● Work to do
Compute how many lines in the entries below contain "content", and output nothing but the number.
━━━ Supplied data
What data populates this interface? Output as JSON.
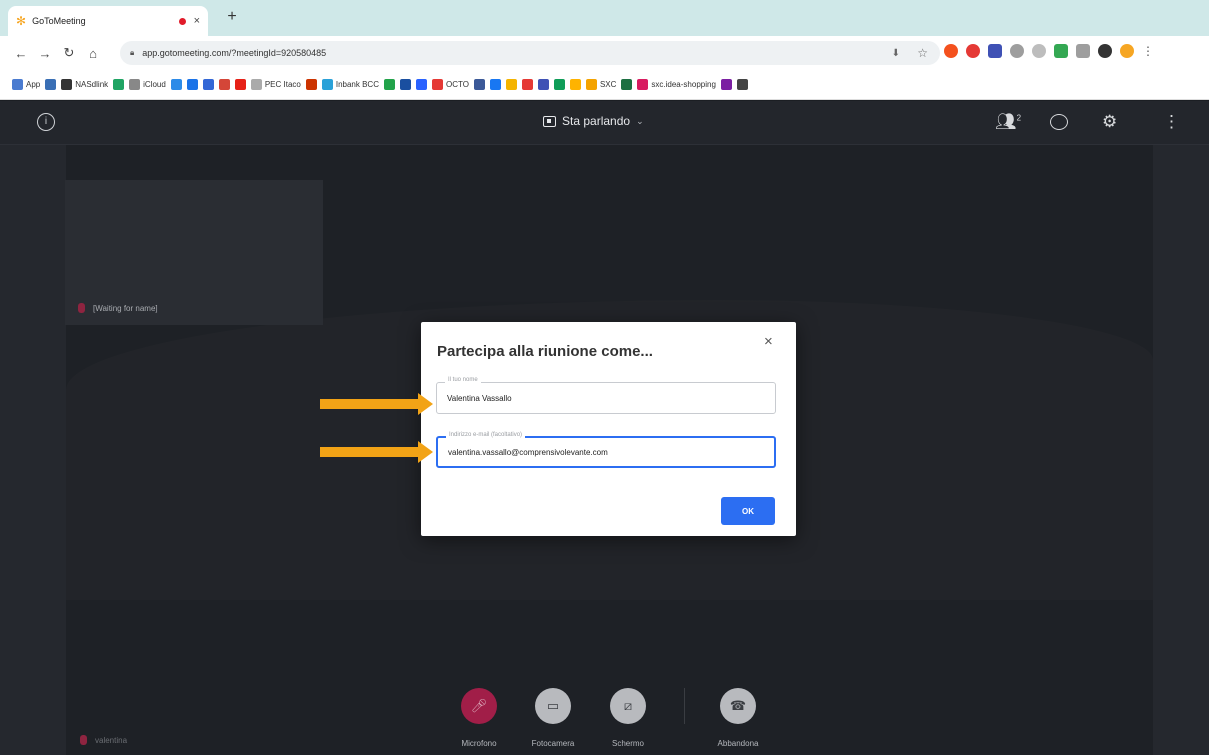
{
  "browser": {
    "tab_title": "GoToMeeting",
    "tab_close": "×",
    "new_tab": "+",
    "url": "app.gotomeeting.com/?meetingId=920580485",
    "bookmarks": [
      {
        "label": "App",
        "color": "#4a7bd0"
      },
      {
        "label": "",
        "color": "#3a6fb5"
      },
      {
        "label": "NASdlink",
        "color": "#333333"
      },
      {
        "label": "",
        "color": "#1fa463"
      },
      {
        "label": "iCloud",
        "color": "#888888"
      },
      {
        "label": "",
        "color": "#2c8be8"
      },
      {
        "label": "",
        "color": "#1a73e8"
      },
      {
        "label": "",
        "color": "#3367d6"
      },
      {
        "label": "",
        "color": "#d44638"
      },
      {
        "label": "",
        "color": "#e62117"
      },
      {
        "label": "PEC Itaco",
        "color": "#aaaaaa"
      },
      {
        "label": "",
        "color": "#cc3300"
      },
      {
        "label": "Inbank BCC",
        "color": "#2aa1d8"
      },
      {
        "label": "",
        "color": "#22a34a"
      },
      {
        "label": "",
        "color": "#1a4fa0"
      },
      {
        "label": "",
        "color": "#2962ff"
      },
      {
        "label": "OCTO",
        "color": "#e53935"
      },
      {
        "label": "",
        "color": "#3b5998"
      },
      {
        "label": "",
        "color": "#1877f2"
      },
      {
        "label": "",
        "color": "#f4b400"
      },
      {
        "label": "",
        "color": "#e53935"
      },
      {
        "label": "",
        "color": "#3f51b5"
      },
      {
        "label": "",
        "color": "#0f9d58"
      },
      {
        "label": "",
        "color": "#ffb300"
      },
      {
        "label": "SXC",
        "color": "#f4a300"
      },
      {
        "label": "",
        "color": "#1d6f42"
      },
      {
        "label": "sxc.idea-shopping",
        "color": "#d81b60"
      },
      {
        "label": "",
        "color": "#7b1fa2"
      },
      {
        "label": "",
        "color": "#444444"
      }
    ]
  },
  "app": {
    "view_mode": "Sta parlando",
    "participants_count": "2",
    "waiting_label": "[Waiting for name]",
    "self_label": "valentina"
  },
  "dialog": {
    "title": "Partecipa alla riunione come...",
    "close": "×",
    "name_label": "Il tuo nome",
    "name_value": "Valentina Vassallo",
    "email_label": "Indirizzo e-mail (facoltativo)",
    "email_value": "valentina.vassallo@comprensivolevante.com",
    "ok": "OK"
  },
  "controls": {
    "mic": "Microfono",
    "camera": "Fotocamera",
    "screen": "Schermo",
    "leave": "Abbandona"
  },
  "colors": {
    "accent": "#2c6ef2",
    "mic_muted": "#a11e48",
    "annotation_arrow": "#f2a316"
  }
}
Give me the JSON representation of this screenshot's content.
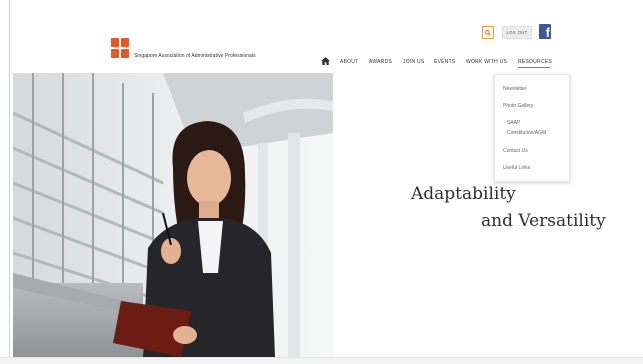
{
  "header": {
    "org_name": "Singapore Association of Administrative Professionals",
    "login_label": "LOG OUT",
    "facebook_glyph": "f"
  },
  "nav": {
    "items": [
      "ABOUT",
      "AWARDS",
      "JOIN US",
      "EVENTS",
      "WORK WITH US",
      "RESOURCES"
    ],
    "active": "RESOURCES"
  },
  "dropdown": {
    "items": [
      "Newsletter",
      "Photo Gallery",
      "SAAP",
      "Constitution/AGM",
      "Contact Us",
      "Useful Links"
    ]
  },
  "hero": {
    "tagline_line1": "Adaptability",
    "tagline_line2": "and Versatility"
  },
  "colors": {
    "accent": "#e8571f",
    "search_border": "#f0a23a",
    "facebook": "#3b5998"
  },
  "icons": [
    "logo-mark",
    "search-icon",
    "facebook-icon",
    "home-icon"
  ]
}
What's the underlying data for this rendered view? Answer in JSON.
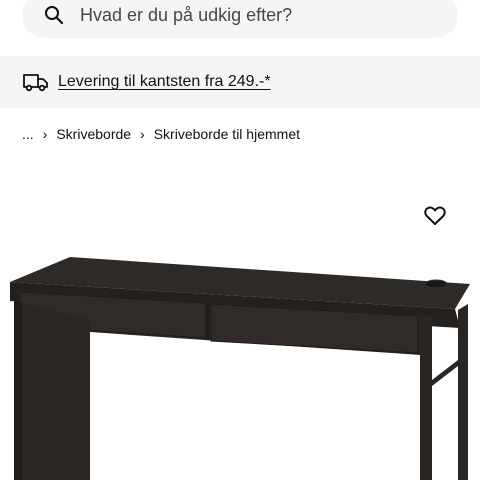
{
  "search": {
    "placeholder": "Hvad er du på udkig efter?"
  },
  "delivery_banner": {
    "text": "Levering til kantsten fra 249.-*"
  },
  "breadcrumb": {
    "ellipsis": "...",
    "items": [
      "Skriveborde",
      "Skriveborde til hjemmet"
    ]
  },
  "product": {
    "image_icon": "desk-image",
    "favourite_icon": "heart-icon"
  },
  "icons": {
    "search": "search-icon",
    "delivery": "truck-icon",
    "separator": "chevron-right-icon"
  },
  "colors": {
    "surface": "#f5f5f5",
    "text": "#111111",
    "desk": "#2e2a27"
  }
}
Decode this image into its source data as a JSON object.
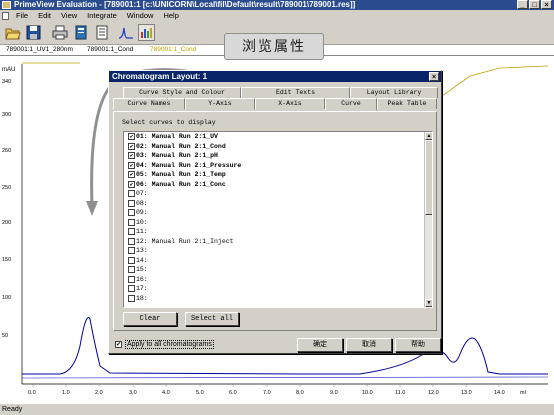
{
  "window": {
    "title": "PrimeView Evaluation - [789001:1    [c:\\UNICORN\\Local\\fil\\Default\\result\\789001\\789001.res]]",
    "controls": [
      "_",
      "□",
      "×"
    ]
  },
  "menu": [
    "File",
    "Edit",
    "View",
    "Integrate",
    "Window",
    "Help"
  ],
  "toolbar": {
    "icons": [
      "open-icon",
      "save-icon",
      "print-icon",
      "page-icon",
      "document-icon",
      "peak-icon",
      "chromatogram-layout-icon"
    ]
  },
  "curve_tabs": {
    "uv": "789001:1_UV1_280nm",
    "cond": "789001:1_Cond",
    "third": "789001:1_Cond"
  },
  "callout": {
    "text": "浏览属性"
  },
  "chart": {
    "yunit": "mAU",
    "ytick_labels": [
      "340",
      "300",
      "260",
      "250",
      "200",
      "150",
      "100",
      "50"
    ],
    "xtick_labels": [
      "0.0",
      "1.0",
      "2.0",
      "3.0",
      "4.0",
      "5.0",
      "6.0",
      "7.0",
      "8.0",
      "9.0",
      "10.0",
      "11.0",
      "12.0",
      "13.0",
      "14.0",
      "ml"
    ]
  },
  "dialog": {
    "title": "Chromatogram Layout: 1",
    "tabs_row1": [
      "Curve Style and Colour",
      "Edit Texts",
      "Layout Library"
    ],
    "tabs_row2": [
      "Curve Names",
      "Y-Axis",
      "X-Axis",
      "Curve",
      "Peak Table"
    ],
    "active_tab": "Curve",
    "section_label": "Select curves to display",
    "curves": [
      {
        "label": "01: Manual Run 2:1_UV",
        "checked": "✔"
      },
      {
        "label": "02: Manual Run 2:1_Cond",
        "checked": "✔"
      },
      {
        "label": "03: Manual Run 2:1_pH",
        "checked": "✔"
      },
      {
        "label": "04: Manual Run 2:1_Pressure",
        "checked": "✔"
      },
      {
        "label": "05: Manual Run 2:1_Temp",
        "checked": "✔"
      },
      {
        "label": "06: Manual Run 2:1_Conc",
        "checked": "✔"
      },
      {
        "label": "07:",
        "checked": ""
      },
      {
        "label": "08:",
        "checked": ""
      },
      {
        "label": "09:",
        "checked": ""
      },
      {
        "label": "10:",
        "checked": ""
      },
      {
        "label": "11:",
        "checked": ""
      },
      {
        "label": "12: Manual Run 2:1_Inject",
        "checked": ""
      },
      {
        "label": "13:",
        "checked": ""
      },
      {
        "label": "14:",
        "checked": ""
      },
      {
        "label": "15:",
        "checked": ""
      },
      {
        "label": "16:",
        "checked": ""
      },
      {
        "label": "17:",
        "checked": ""
      },
      {
        "label": "18:",
        "checked": ""
      }
    ],
    "clear_label": "Clear",
    "select_all_label": "Select all",
    "apply_all_label": "Apply to all chromatograms",
    "apply_all_checked": "✔",
    "ok_label": "确定",
    "cancel_label": "取消",
    "help_label": "帮助"
  },
  "status": {
    "text": "Ready"
  }
}
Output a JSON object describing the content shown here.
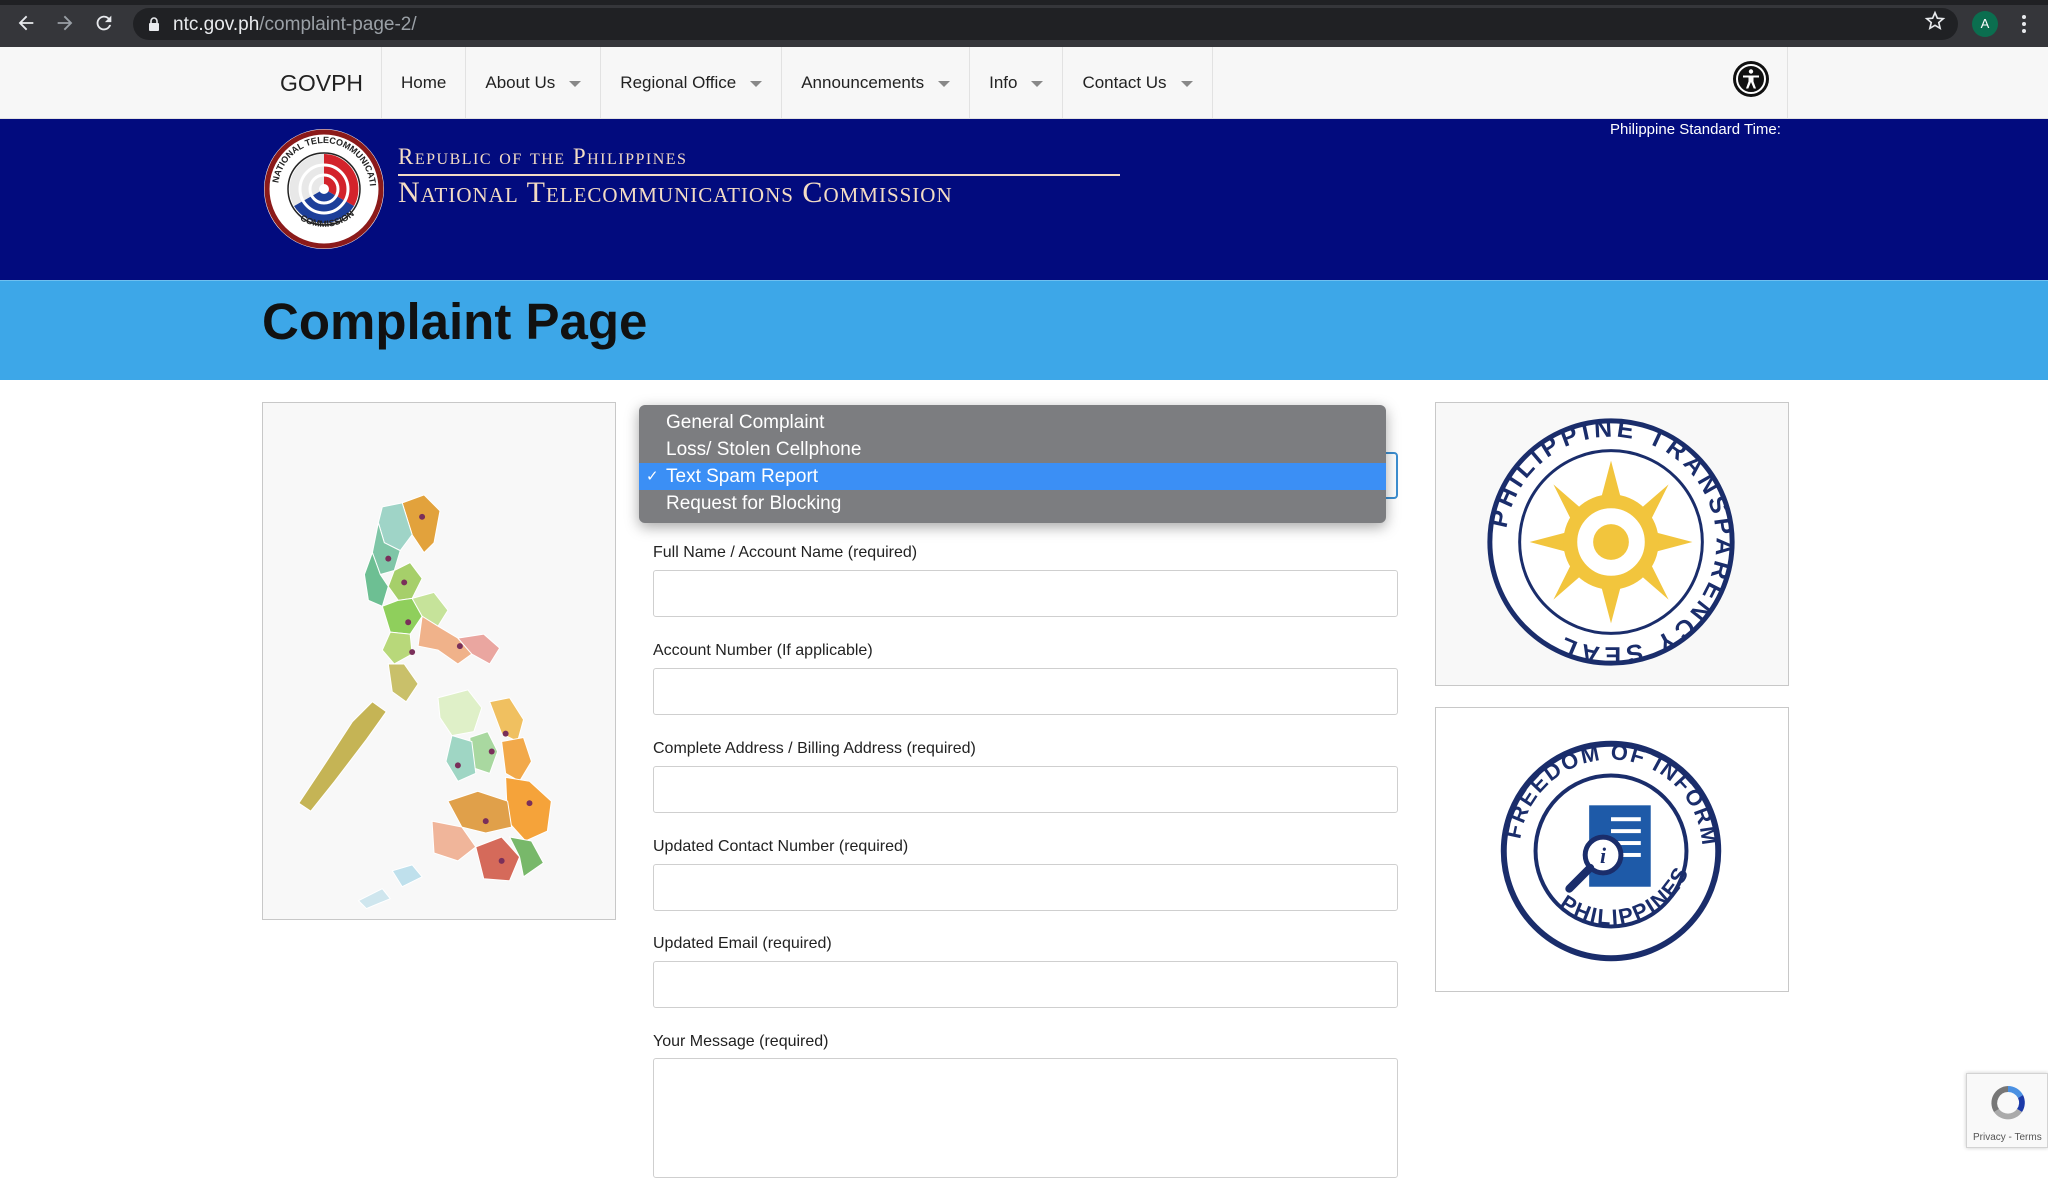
{
  "browser": {
    "url_host": "ntc.gov.ph",
    "url_path": "/complaint-page-2/",
    "profile_initial": "A"
  },
  "topbar": {
    "brand": "GOVPH",
    "menu": [
      {
        "label": "Home",
        "has_caret": false
      },
      {
        "label": "About Us",
        "has_caret": true
      },
      {
        "label": "Regional Office",
        "has_caret": true
      },
      {
        "label": "Announcements",
        "has_caret": true
      },
      {
        "label": "Info",
        "has_caret": true
      },
      {
        "label": "Contact Us",
        "has_caret": true
      }
    ]
  },
  "masthead": {
    "line1": "Republic of the Philippines",
    "line2": "National Telecommunications Commission",
    "pst_label": "Philippine Standard Time:",
    "seal_text": "NATIONAL TELECOMMUNICATIONS COMMISSION"
  },
  "page": {
    "title": "Complaint Page"
  },
  "form": {
    "dropdown_options": [
      {
        "label": "General Complaint",
        "selected": false
      },
      {
        "label": "Loss/ Stolen Cellphone",
        "selected": false
      },
      {
        "label": "Text Spam Report",
        "selected": true
      },
      {
        "label": "Request for Blocking",
        "selected": false
      }
    ],
    "fields": {
      "full_name": "Full Name / Account Name (required)",
      "account_number": "Account Number (If applicable)",
      "address": "Complete Address / Billing Address (required)",
      "contact": "Updated Contact Number (required)",
      "email": "Updated Email (required)",
      "message": "Your Message (required)"
    }
  },
  "side": {
    "transparency_seal": "PHILIPPINE TRANSPARENCY SEAL",
    "foi_seal_top": "FREEDOM OF INFORMATION",
    "foi_seal_bottom": "PHILIPPINES"
  },
  "recaptcha": {
    "text": "Privacy - Terms"
  },
  "colors": {
    "masthead": "#020b7e",
    "title_band": "#3da7e8",
    "dropdown_bg": "#7c7d80",
    "dropdown_selected": "#3b8ff5"
  }
}
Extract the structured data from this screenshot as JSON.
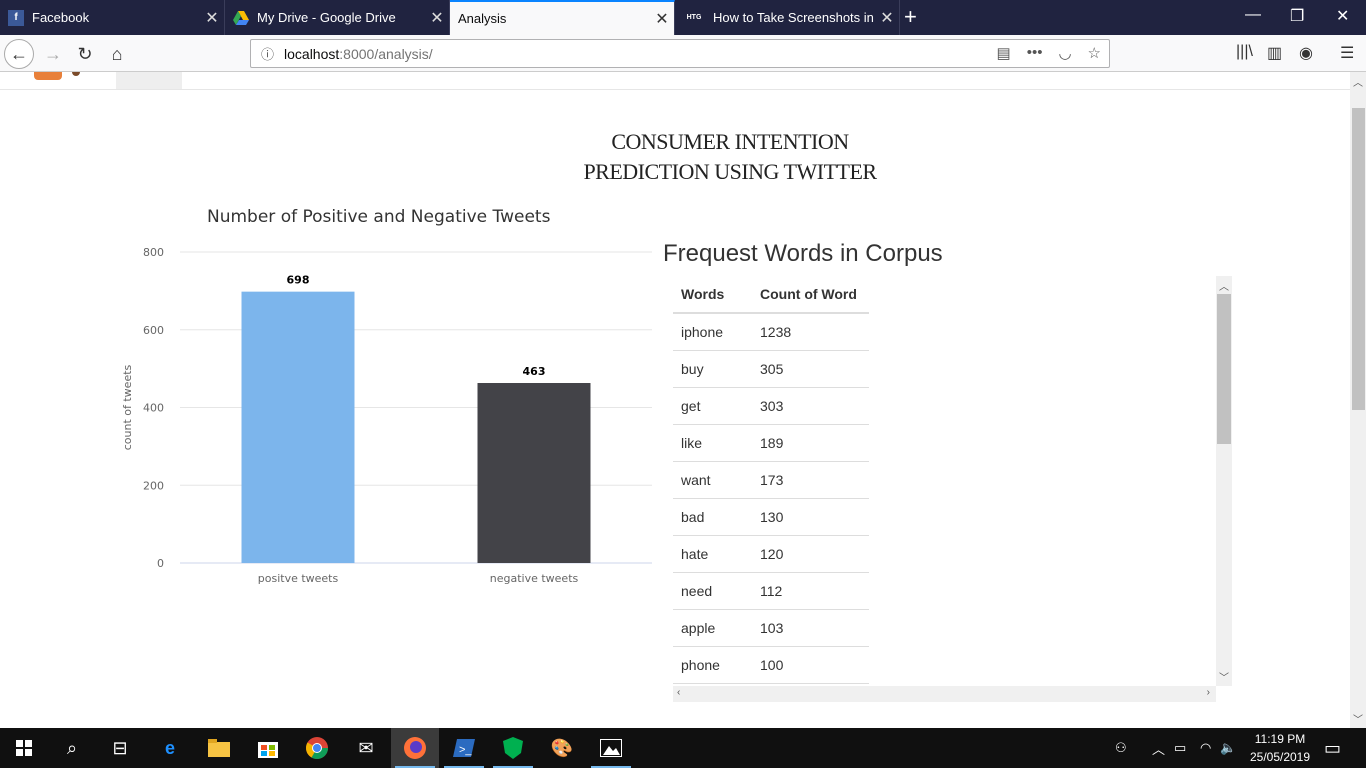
{
  "browser": {
    "tabs": [
      {
        "title": "Facebook",
        "favicon": "facebook-icon"
      },
      {
        "title": "My Drive - Google Drive",
        "favicon": "google-drive-icon"
      },
      {
        "title": "Analysis",
        "favicon": "none",
        "active": true
      },
      {
        "title": "How to Take Screenshots in Wi",
        "favicon": "htg-icon",
        "favicon_text": "HTG"
      }
    ],
    "url": {
      "host": "localhost",
      "path": ":8000/analysis/"
    }
  },
  "page": {
    "title_line1": "CONSUMER INTENTION",
    "title_line2": "PREDICTION USING TWITTER",
    "words_title": "Frequest Words in Corpus"
  },
  "chart_data": {
    "type": "bar",
    "title": "Number of Positive and Negative Tweets",
    "categories": [
      "positve tweets",
      "negative tweets"
    ],
    "values": [
      698,
      463
    ],
    "colors": [
      "#7cb5ec",
      "#434348"
    ],
    "ylabel": "count of tweets",
    "xlabel": "",
    "ylim": [
      0,
      800
    ],
    "yticks": [
      0,
      200,
      400,
      600,
      800
    ],
    "grid": true
  },
  "word_table": {
    "headers": [
      "Words",
      "Count of Word"
    ],
    "rows": [
      [
        "iphone",
        "1238"
      ],
      [
        "buy",
        "305"
      ],
      [
        "get",
        "303"
      ],
      [
        "like",
        "189"
      ],
      [
        "want",
        "173"
      ],
      [
        "bad",
        "130"
      ],
      [
        "hate",
        "120"
      ],
      [
        "need",
        "112"
      ],
      [
        "apple",
        "103"
      ],
      [
        "phone",
        "100"
      ]
    ]
  },
  "taskbar": {
    "time": "11:19 PM",
    "date": "25/05/2019"
  }
}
━━━━━━
● Reply
2